Start SUPPLIED RECORDS

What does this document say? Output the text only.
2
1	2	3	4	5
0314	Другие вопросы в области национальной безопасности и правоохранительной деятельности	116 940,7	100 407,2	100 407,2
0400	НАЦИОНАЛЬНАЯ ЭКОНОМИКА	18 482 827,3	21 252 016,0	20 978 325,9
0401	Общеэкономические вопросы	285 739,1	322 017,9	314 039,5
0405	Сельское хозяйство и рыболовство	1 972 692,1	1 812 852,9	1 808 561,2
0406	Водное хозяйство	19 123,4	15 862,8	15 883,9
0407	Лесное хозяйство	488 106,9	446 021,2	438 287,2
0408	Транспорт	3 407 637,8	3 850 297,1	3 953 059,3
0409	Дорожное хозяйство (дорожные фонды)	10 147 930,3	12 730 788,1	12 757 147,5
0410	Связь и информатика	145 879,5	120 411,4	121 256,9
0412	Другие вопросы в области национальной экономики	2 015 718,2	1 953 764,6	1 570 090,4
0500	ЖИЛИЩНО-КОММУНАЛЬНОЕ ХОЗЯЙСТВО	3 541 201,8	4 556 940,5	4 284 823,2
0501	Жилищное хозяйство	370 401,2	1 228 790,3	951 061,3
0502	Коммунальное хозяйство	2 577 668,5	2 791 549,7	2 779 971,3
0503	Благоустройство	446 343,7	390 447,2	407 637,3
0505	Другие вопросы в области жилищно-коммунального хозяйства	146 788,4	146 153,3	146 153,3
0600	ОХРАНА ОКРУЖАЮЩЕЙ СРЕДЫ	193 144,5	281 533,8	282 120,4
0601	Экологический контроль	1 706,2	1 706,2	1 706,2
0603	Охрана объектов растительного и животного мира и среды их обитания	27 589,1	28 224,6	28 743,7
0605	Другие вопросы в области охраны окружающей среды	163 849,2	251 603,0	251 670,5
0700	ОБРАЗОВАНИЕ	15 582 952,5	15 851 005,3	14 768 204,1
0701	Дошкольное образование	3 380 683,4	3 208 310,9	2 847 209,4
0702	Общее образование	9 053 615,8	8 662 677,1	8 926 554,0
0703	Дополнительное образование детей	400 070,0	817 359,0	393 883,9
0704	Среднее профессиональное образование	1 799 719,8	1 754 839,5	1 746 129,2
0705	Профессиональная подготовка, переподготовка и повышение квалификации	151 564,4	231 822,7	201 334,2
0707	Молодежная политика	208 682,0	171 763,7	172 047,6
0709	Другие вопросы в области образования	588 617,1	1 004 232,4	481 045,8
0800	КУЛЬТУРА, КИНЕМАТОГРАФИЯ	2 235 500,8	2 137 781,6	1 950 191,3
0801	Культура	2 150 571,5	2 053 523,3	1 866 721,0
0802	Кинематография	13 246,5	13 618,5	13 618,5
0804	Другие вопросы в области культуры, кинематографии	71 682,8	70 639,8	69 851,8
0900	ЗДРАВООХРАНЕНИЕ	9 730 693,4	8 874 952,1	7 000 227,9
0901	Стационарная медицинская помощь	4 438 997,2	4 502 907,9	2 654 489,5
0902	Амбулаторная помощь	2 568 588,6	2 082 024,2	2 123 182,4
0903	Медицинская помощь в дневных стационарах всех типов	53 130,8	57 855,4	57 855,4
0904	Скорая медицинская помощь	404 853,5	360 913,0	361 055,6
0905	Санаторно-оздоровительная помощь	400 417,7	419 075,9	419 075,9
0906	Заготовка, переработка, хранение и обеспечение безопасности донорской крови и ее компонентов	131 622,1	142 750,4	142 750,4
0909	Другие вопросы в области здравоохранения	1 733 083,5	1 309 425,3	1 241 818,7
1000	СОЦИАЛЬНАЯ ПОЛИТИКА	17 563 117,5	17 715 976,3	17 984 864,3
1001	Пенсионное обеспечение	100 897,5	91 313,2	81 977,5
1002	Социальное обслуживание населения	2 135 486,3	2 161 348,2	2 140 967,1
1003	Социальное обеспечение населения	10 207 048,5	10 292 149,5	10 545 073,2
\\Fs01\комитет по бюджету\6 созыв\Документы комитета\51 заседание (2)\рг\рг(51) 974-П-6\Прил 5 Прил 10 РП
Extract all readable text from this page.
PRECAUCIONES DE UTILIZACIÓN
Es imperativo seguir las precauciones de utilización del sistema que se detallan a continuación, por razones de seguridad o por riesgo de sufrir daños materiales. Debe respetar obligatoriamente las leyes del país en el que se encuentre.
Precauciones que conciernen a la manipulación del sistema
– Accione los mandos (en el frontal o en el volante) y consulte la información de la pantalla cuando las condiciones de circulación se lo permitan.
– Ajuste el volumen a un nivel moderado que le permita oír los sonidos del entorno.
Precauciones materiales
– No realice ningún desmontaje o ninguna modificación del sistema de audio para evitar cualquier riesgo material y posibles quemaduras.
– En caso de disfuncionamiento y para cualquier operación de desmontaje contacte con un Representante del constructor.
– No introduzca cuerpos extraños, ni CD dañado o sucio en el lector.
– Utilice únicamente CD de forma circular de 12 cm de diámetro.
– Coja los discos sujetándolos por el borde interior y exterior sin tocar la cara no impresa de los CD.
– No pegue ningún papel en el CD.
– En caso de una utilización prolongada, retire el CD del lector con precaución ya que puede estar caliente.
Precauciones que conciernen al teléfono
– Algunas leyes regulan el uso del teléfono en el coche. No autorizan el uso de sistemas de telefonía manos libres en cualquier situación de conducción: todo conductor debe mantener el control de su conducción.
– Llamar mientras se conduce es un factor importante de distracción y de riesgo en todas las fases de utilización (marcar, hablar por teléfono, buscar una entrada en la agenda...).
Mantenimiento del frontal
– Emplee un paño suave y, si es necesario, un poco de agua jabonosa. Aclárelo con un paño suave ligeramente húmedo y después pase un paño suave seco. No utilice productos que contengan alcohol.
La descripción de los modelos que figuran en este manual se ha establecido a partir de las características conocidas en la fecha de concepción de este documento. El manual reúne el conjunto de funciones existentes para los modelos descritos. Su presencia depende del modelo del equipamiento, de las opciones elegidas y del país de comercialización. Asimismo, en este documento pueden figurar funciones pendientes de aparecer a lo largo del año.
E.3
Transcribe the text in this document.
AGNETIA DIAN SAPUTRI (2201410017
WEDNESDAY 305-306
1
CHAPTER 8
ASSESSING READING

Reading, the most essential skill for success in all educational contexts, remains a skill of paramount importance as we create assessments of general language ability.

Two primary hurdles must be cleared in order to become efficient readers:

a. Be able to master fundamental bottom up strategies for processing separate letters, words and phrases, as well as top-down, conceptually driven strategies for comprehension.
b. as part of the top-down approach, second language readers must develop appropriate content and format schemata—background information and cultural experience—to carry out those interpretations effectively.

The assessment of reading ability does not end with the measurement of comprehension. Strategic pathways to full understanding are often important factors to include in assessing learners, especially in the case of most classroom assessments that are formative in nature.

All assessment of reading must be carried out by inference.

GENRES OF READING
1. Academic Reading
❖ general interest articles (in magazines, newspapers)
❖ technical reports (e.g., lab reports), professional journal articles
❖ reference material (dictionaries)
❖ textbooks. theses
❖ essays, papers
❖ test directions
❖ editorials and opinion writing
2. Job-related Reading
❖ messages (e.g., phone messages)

End SUPPLIED RECORDS

* [EXERCISE BRIEF]: Collect every line above that contains the word "безопасности".

* [REPLY TO THE TASK]:
0314	Другие вопросы в области национальной безопасности и правоохранительной деятельности	116 940,7	100 407,2	100 407,2
0906	Заготовка, переработка, хранение и обеспечение безопасности донорской крови и ее компонентов	131 622,1	142 750,4	142 750,4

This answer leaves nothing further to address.